*Data in this exercise:*
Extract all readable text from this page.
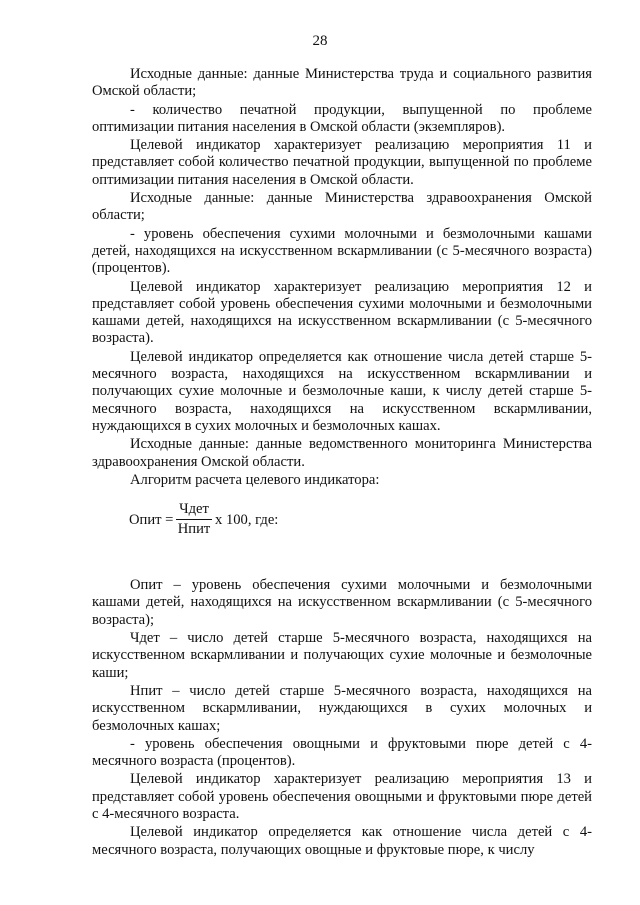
28

Исходные данные: данные Министерства труда и социального развития Омской области;

- количество печатной продукции, выпущенной по проблеме оптимизации питания населения в Омской области (экземпляров).

Целевой индикатор характеризует реализацию мероприятия 11 и представляет собой количество печатной продукции, выпущенной по проблеме оптимизации питания населения в Омской области.

Исходные данные: данные Министерства здравоохранения Омской области;

- уровень обеспечения сухими молочными и безмолочными кашами детей, находящихся на искусственном вскармливании (с 5-месячного возраста) (процентов).

Целевой индикатор характеризует реализацию мероприятия 12 и представляет собой уровень обеспечения сухими молочными и безмолочными кашами детей, находящихся на искусственном вскармливании (с 5-месячного возраста).

Целевой индикатор определяется как отношение числа детей старше 5-месячного возраста, находящихся на искусственном вскармливании и получающих сухие молочные и безмолочные каши, к числу детей старше 5-месячного возраста, находящихся на искусственном вскармливании, нуждающихся в сухих молочных и безмолочных кашах.

Исходные данные: данные ведомственного мониторинга Министерства здравоохранения Омской области.

Алгоритм расчета целевого индикатора:

Опит =
Чдет
Нпит
x 100, где:

Опит – уровень обеспечения сухими молочными и безмолочными кашами детей, находящихся на искусственном вскармливании (с 5-месячного возраста);

Чдет – число детей старше 5-месячного возраста, находящихся на искусственном вскармливании и получающих сухие молочные и безмолочные каши;

Нпит – число детей старше 5-месячного возраста, находящихся на искусственном вскармливании, нуждающихся в сухих молочных и безмолочных кашах;

- уровень обеспечения овощными и фруктовыми пюре детей с 4-месячного возраста (процентов).

Целевой индикатор характеризует реализацию мероприятия 13 и представляет собой уровень обеспечения овощными и фруктовыми пюре детей с 4-месячного возраста.

Целевой индикатор определяется как отношение числа детей с 4-месячного возраста, получающих овощные и фруктовые пюре, к числу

*Exercise goal:*
For the data above, state how many lines contain "молочных"; the number is the whole answer.

*Result of this task:*
2